▸ GIVEN INSTRUCTION
From the entries that follow, gather each line holding the word "frac".

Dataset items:

****************************************

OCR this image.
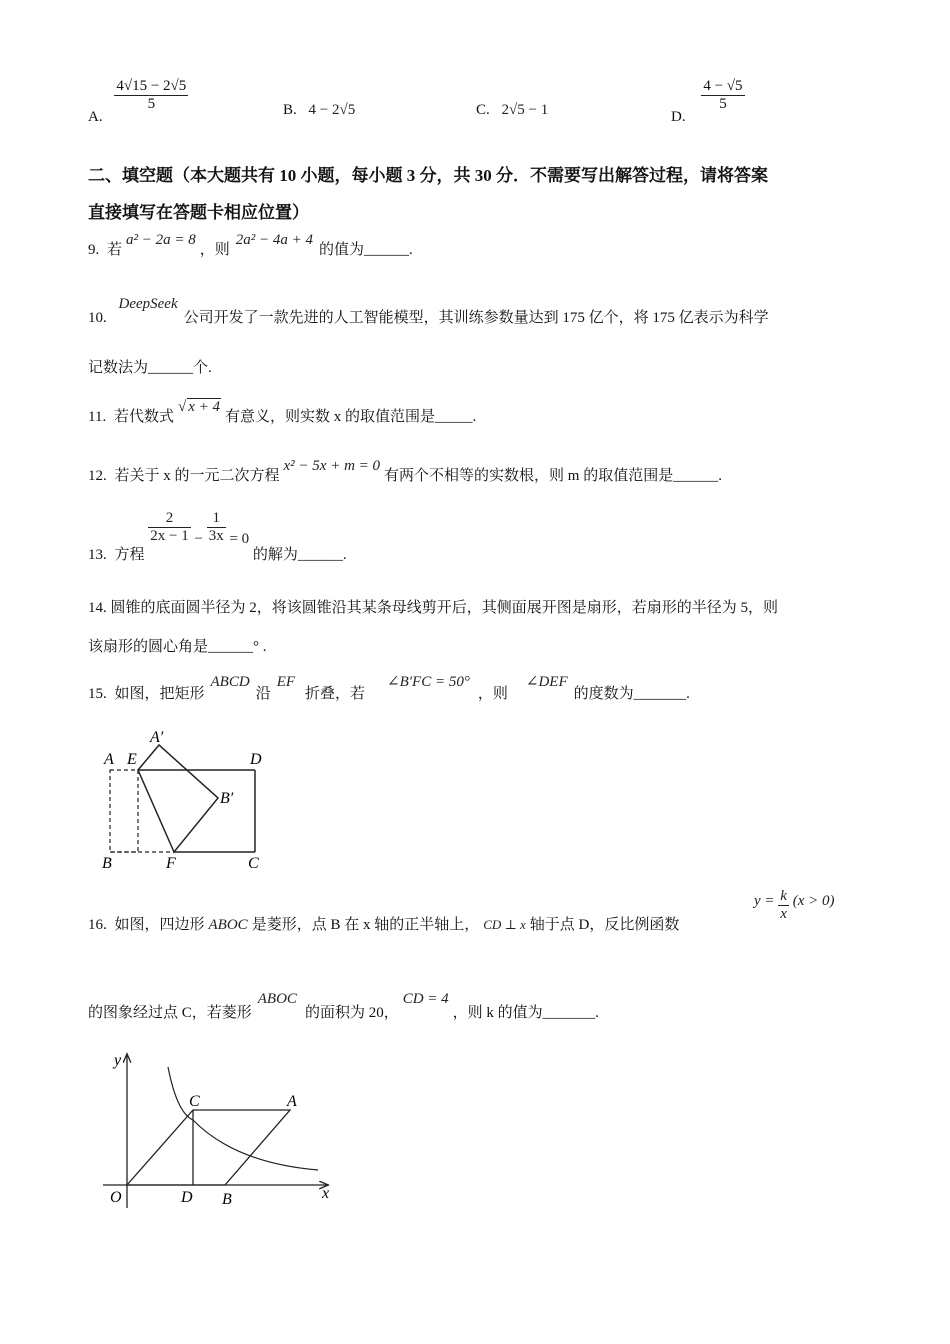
A.
$\frac{4√15 - 2√5}{5}$	B. 4 − 2√5	C. 2√5 − 1	D.
$\frac{4 - √5}{5}$
二、填空题（本大题共有 10 小题，每小题 3 分，共 30 分．不需要写出解答过程，请将答案
直接填写在答题卡相应位置）
9. 若a² − 2a = 8，则2a² − 4a + 4的值为______.
10. DeepSeek公司开发了一款先进的人工智能模型，其训练参数量达到 175 亿个，将 175 亿表示为科学
记数法为______个.
11. 若代数式√ x + 4有意义，则实数 x 的取值范围是_____.
12. 若关于 x 的一元二次方程x² − 5x + m = 0有两个不相等的实数根，则 m 的取值范围是______.
13. 方程
$\frac{2}{2x - 1} - \frac{1}{3x} = 0$ 的解为______.
14. 圆锥的底面圆半径为 2，将该圆锥沿其某条母线剪开后，其侧面展开图是扇形，若扇形的半径为 5，则
该扇形的圆心角是______° .
15. 如图，把矩形ABCD沿EF折叠，若∠B′FC = 50°，则∠DEF的度数为_______.
A
A′
E	D
B′
B	F	C
16. 如图，四边形 ABOC 是菱形，点 B 在 x 轴的正半轴上， CD ⊥ x 轴于点 D，反比例函数
$y = \frac{k}{x} (x > 0)$
的图象经过点 C，若菱形ABOC的面积为 20，CD = 4，则 k 的值为_______.
y
x
O
C	A
D B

****************************************

▸ WRITTEN ANSWER
$\frac{4√15 - 2√5}{5}$	B. 4 − 2√5	C. 2√5 − 1	D.
$\frac{4 - √5}{5}$
$\frac{2}{2x - 1} - \frac{1}{3x} = 0$ 的解为______.
$y = \frac{k}{x} (x > 0)$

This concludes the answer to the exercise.